• _Your task_: Copy each line in the data that includes the word "Feel".

— START Data for the task —

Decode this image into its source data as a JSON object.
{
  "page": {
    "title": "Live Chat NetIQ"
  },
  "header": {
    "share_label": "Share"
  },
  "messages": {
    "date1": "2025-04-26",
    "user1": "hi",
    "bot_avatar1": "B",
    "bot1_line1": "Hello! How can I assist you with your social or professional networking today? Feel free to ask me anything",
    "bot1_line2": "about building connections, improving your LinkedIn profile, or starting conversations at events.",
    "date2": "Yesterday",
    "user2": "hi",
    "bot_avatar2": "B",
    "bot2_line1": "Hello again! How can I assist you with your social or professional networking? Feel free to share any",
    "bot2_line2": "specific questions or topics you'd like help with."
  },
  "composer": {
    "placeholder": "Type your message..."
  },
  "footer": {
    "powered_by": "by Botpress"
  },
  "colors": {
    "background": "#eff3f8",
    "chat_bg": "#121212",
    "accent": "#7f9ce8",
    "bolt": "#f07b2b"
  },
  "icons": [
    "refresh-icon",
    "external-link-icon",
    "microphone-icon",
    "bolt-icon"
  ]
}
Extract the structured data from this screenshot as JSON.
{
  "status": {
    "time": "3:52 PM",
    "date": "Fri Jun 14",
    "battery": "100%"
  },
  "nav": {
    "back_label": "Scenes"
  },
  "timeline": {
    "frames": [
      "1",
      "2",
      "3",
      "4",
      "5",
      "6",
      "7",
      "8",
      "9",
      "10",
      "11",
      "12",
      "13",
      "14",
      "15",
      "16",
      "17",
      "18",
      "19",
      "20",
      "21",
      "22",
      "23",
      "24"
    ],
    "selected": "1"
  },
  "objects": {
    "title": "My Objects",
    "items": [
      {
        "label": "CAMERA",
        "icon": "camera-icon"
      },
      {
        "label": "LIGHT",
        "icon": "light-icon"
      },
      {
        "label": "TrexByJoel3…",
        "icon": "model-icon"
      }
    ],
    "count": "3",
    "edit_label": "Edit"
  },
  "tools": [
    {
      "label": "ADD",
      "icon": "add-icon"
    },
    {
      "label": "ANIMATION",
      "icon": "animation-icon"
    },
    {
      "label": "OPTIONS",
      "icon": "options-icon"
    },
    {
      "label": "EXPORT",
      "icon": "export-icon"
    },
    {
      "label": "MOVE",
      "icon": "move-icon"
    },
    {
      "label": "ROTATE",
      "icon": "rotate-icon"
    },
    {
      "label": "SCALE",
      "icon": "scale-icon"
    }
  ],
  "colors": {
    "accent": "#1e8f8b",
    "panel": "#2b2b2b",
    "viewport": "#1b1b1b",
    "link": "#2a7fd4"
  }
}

— END Data for the task —

• _Worked answer_:
    "bot1_line1": "Hello! How can I assist you with your social or professional networking today? Feel free to ask me anything",
    "bot2_line1": "Hello again! How can I assist you with your social or professional networking? Feel free to share any",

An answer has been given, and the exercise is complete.